- STORED RECORDS
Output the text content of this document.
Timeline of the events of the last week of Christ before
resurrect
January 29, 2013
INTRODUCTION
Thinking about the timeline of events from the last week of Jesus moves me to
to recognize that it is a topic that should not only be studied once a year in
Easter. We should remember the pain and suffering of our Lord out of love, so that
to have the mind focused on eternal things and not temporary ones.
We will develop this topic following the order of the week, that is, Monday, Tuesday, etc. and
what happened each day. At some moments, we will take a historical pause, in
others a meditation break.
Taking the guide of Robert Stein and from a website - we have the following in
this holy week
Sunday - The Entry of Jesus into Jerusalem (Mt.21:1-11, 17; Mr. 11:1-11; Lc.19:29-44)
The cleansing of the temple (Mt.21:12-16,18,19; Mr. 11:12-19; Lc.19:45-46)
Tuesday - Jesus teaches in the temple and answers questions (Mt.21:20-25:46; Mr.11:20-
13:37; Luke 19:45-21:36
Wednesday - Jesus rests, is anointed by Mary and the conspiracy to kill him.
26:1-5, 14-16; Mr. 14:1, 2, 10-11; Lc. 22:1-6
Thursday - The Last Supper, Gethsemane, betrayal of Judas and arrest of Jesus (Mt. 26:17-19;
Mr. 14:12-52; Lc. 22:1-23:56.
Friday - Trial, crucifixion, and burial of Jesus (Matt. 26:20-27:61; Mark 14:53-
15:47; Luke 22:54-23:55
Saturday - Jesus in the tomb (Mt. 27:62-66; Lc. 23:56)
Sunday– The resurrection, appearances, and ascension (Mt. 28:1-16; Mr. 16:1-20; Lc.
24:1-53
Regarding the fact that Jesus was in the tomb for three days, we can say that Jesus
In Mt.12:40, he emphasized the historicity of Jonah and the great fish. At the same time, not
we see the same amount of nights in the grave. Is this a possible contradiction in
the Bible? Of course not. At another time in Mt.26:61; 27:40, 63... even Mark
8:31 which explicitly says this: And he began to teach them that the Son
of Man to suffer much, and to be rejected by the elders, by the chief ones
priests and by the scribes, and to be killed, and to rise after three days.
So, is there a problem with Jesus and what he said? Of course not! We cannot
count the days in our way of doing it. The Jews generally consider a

- EXERCISE DESCRIPTION
Reproduce the material verbatim, line by line.

- REPLY
Output the text content of this document.
Timeline of the events of the last week of Christ before
resurrect
January 29, 2013
INTRODUCTION
Thinking about the timeline of events from the last week of Jesus moves me to
to recognize that it is a topic that should not only be studied once a year in
Easter. We should remember the pain and suffering of our Lord out of love, so that
to have the mind focused on eternal things and not temporary ones.
We will develop this topic following the order of the week, that is, Monday, Tuesday, etc. and
what happened each day. At some moments, we will take a historical pause, in
others a meditation break.
Taking the guide of Robert Stein and from a website - we have the following in
this holy week
Sunday - The Entry of Jesus into Jerusalem (Mt.21:1-11, 17; Mr. 11:1-11; Lc.19:29-44)
The cleansing of the temple (Mt.21:12-16,18,19; Mr. 11:12-19; Lc.19:45-46)
Tuesday - Jesus teaches in the temple and answers questions (Mt.21:20-25:46; Mr.11:20-
13:37; Luke 19:45-21:36
Wednesday - Jesus rests, is anointed by Mary and the conspiracy to kill him.
26:1-5, 14-16; Mr. 14:1, 2, 10-11; Lc. 22:1-6
Thursday - The Last Supper, Gethsemane, betrayal of Judas and arrest of Jesus (Mt. 26:17-19;
Mr. 14:12-52; Lc. 22:1-23:56.
Friday - Trial, crucifixion, and burial of Jesus (Matt. 26:20-27:61; Mark 14:53-
15:47; Luke 22:54-23:55
Saturday - Jesus in the tomb (Mt. 27:62-66; Lc. 23:56)
Sunday– The resurrection, appearances, and ascension (Mt. 28:1-16; Mr. 16:1-20; Lc.
24:1-53
Regarding the fact that Jesus was in the tomb for three days, we can say that Jesus
In Mt.12:40, he emphasized the historicity of Jonah and the great fish. At the same time, not
we see the same amount of nights in the grave. Is this a possible contradiction in
the Bible? Of course not. At another time in Mt.26:61; 27:40, 63... even Mark
8:31 which explicitly says this: And he began to teach them that the Son
of Man to suffer much, and to be rejected by the elders, by the chief ones
priests and by the scribes, and to be killed, and to rise after three days.
So, is there a problem with Jesus and what he said? Of course not! We cannot
count the days in our way of doing it. The Jews generally consider a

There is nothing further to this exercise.